§ **Directions for this task**
Reproduce the records precisely. Omit every picture.

[Source data]

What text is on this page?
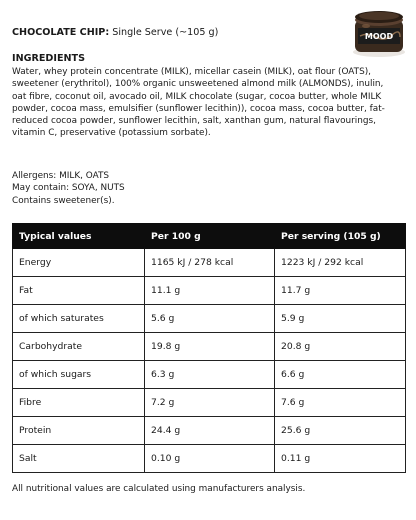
CHOCOLATE CHIP: Single Serve (~105 g)	MOOD
INGREDIENTS
Water, whey protein concentrate (MILK), micellar casein (MILK), oat flour (OATS), sweetener (erythritol), 100% organic unsweetened almond milk (ALMONDS), inulin, oat fibre, coconut oil, avocado oil, MILK chocolate (sugar, cocoa butter, whole MILK powder, cocoa mass, emulsifier (sunflower lecithin)), cocoa mass, cocoa butter, fat-reduced cocoa powder, sunflower lecithin, salt, xanthan gum, natural flavourings, vitamin C, preservative (potassium sorbate).
Allergens: MILK, OATS
May contain: SOYA, NUTS
Contains sweetener(s).
Typical values	Per 100 g	Per serving (105 g)
Energy	1165 kJ / 278 kcal	1223 kJ / 292 kcal
Fat	11.1 g	11.7 g
of which saturates	5.6 g	5.9 g
Carbohydrate	19.8 g	20.8 g
of which sugars	6.3 g	6.6 g
Fibre	7.2 g	7.6 g
Protein	24.4 g	25.6 g
Salt	0.10 g	0.11 g
All nutritional values are calculated using manufacturers analysis.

[/Source data]

§ **Output for this exercise**
What text is on this page?
CHOCOLATE CHIP: Single Serve (~105 g)	MOOD
INGREDIENTS
Water, whey protein concentrate (MILK), micellar casein (MILK), oat flour (OATS), sweetener (erythritol), 100% organic unsweetened almond milk (ALMONDS), inulin, oat fibre, coconut oil, avocado oil, MILK chocolate (sugar, cocoa butter, whole MILK powder, cocoa mass, emulsifier (sunflower lecithin)), cocoa mass, cocoa butter, fat-reduced cocoa powder, sunflower lecithin, salt, xanthan gum, natural flavourings, vitamin C, preservative (potassium sorbate).
Allergens: MILK, OATS
May contain: SOYA, NUTS
Contains sweetener(s).
Typical values	Per 100 g	Per serving (105 g)
Energy	1165 kJ / 278 kcal	1223 kJ / 292 kcal
Fat	11.1 g	11.7 g
of which saturates	5.6 g	5.9 g
Carbohydrate	19.8 g	20.8 g
of which sugars	6.3 g	6.6 g
Fibre	7.2 g	7.6 g
Protein	24.4 g	25.6 g
Salt	0.10 g	0.11 g
All nutritional values are calculated using manufacturers analysis.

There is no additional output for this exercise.